**TAREA SOLICITADA 1**: Según la nota sobre los retenes de alcoholímetro en Progreso, ¿por qué dijo el alcalde que esas operaciones continuarían? Responde en una a tres oraciones.
**TAREA SOLICITADA 2**: Reproduce textualmente el fragmento de la nota sobre los retenes de alcoholímetro en Progreso que comienza en "Los retenes de alcoholímetro en" y termina en "temporada de vacaciones.".
**TAREA SOLICITADA 3**: Enumera todos los atropellos que, según las denuncias públicas recogidas en la nota sobre los retenes de alcoholímetro en Progreso, comete la policía municipal.

**DOCUMENTO FUENTE**:
------------------------

Justo al inicio de la temporada de vacaciones, los retenes de alcoholímetro vuelven a ser blanco de acusaciones en Progreso, por presuntos abusos de la policía municipal.

Las redes sociales se volvieron caja de resonancia de las quejas durante el fin de semana. Los temas son los mismos de ocasiones anteriores, pero en todos los casos apuntan a que la corporación policíaca progreseña comete atropellos incluso contra conductores que no han probado alcohol pero se atreven a reclamar el proceder de los agentes municipales.

Hace un mes, ante el recrudecimiento de las acusaciones, el alcalde Julián Zacarías Curi manifestó que esas operaciones continuarían porque Progreso “no es el patio de la casa de nadie”. El primer regidor alegó también que su municipio goza de autonomía.

Reportan una vez más abusos de la policía municipal

Los retenes de alcoholímetro en Progreso vuelven a ser motivo de polémica, con más acusaciones de abusos policíacos justo al comenzar la temporada de vacaciones.

Con el inicio de la temporada veraniega, la policía bajo intensificó las operaciones para detener a decenas de turistas nacionales y locales, quienes se quejaron en estos días en las redes sociales de los mismos abusos reportados el mes pasado.

Esos atropellos, según las denuncias públicas, son: detener a conductores sin informar al acompañante o los acompañantes a dónde los llevaron, arrebatar teléfonos celulares a quienes intentan grabar los hechos, amenazar a los acompañantes de los presuntos alcoholizados con detenerlos, y negarse a otorgar muestras de los resultados de las pruebas de alcoholemia.

Aunque el mes pasado el edil progreseño negó que los retenes tengan un fin recaudatorio más que preventivo, de nueva cuenta guiadores expresaron su molestia por los excesos cometidos por la policía municipal.

------------------------

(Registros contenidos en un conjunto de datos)

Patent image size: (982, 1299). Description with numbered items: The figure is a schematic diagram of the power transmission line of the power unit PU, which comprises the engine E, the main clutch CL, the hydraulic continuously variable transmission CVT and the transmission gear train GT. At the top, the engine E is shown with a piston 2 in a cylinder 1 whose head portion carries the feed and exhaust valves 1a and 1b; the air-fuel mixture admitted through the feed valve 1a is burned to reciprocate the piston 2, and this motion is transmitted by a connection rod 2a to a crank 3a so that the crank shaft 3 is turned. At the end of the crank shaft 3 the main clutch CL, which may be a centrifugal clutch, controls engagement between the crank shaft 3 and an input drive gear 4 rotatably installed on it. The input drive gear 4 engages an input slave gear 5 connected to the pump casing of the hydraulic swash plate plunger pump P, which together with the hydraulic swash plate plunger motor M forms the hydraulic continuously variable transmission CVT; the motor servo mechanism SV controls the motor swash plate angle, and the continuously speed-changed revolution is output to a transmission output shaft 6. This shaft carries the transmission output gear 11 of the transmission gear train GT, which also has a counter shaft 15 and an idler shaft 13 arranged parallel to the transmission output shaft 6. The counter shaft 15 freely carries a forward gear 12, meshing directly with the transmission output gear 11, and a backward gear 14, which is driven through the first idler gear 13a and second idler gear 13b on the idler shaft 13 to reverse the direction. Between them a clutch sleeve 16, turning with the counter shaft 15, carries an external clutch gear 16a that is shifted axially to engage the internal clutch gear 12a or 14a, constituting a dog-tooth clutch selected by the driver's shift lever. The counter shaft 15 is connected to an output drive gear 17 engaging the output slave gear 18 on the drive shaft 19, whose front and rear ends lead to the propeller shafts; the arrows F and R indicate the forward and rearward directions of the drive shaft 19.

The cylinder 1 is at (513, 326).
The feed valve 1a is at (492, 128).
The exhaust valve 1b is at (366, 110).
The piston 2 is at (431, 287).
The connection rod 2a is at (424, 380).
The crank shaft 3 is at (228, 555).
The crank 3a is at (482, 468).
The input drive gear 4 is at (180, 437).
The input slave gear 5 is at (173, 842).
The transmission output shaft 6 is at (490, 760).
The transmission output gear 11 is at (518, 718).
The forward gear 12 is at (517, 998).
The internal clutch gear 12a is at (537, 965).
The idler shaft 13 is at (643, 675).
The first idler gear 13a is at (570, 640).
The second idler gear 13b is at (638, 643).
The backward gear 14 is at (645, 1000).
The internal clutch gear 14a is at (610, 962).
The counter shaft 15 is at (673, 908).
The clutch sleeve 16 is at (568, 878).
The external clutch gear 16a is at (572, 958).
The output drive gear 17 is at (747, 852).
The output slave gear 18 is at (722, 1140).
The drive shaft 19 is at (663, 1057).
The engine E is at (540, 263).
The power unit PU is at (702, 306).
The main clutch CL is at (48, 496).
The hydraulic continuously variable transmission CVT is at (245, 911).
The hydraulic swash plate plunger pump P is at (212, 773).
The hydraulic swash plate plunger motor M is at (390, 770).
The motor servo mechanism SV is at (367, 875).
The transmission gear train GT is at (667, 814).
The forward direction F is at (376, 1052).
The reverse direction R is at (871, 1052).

------------------------

**RESPUESTA 1**: El alcalde Julián Zacarías Curi dijo que las operaciones continuarían porque Progreso "no es el patio de la casa de nadie". También alegó que su municipio goza de autonomía.

**RESPUESTA 2**:
Los retenes de alcoholímetro en Progreso vuelven a ser motivo de polémica, con más acusaciones de abusos policíacos justo al comenzar la temporada de vacaciones.

**RESPUESTA 3**:
- Detener a conductores sin informar al acompañante o a los acompañantes a dónde los llevaron.
- Arrebatar teléfonos celulares a quienes intentan grabar los hechos.
- Amenazar con detenerlos a los acompañantes de los presuntos alcoholizados.
- Negarse a otorgar muestras de los resultados de las pruebas de alcoholemia.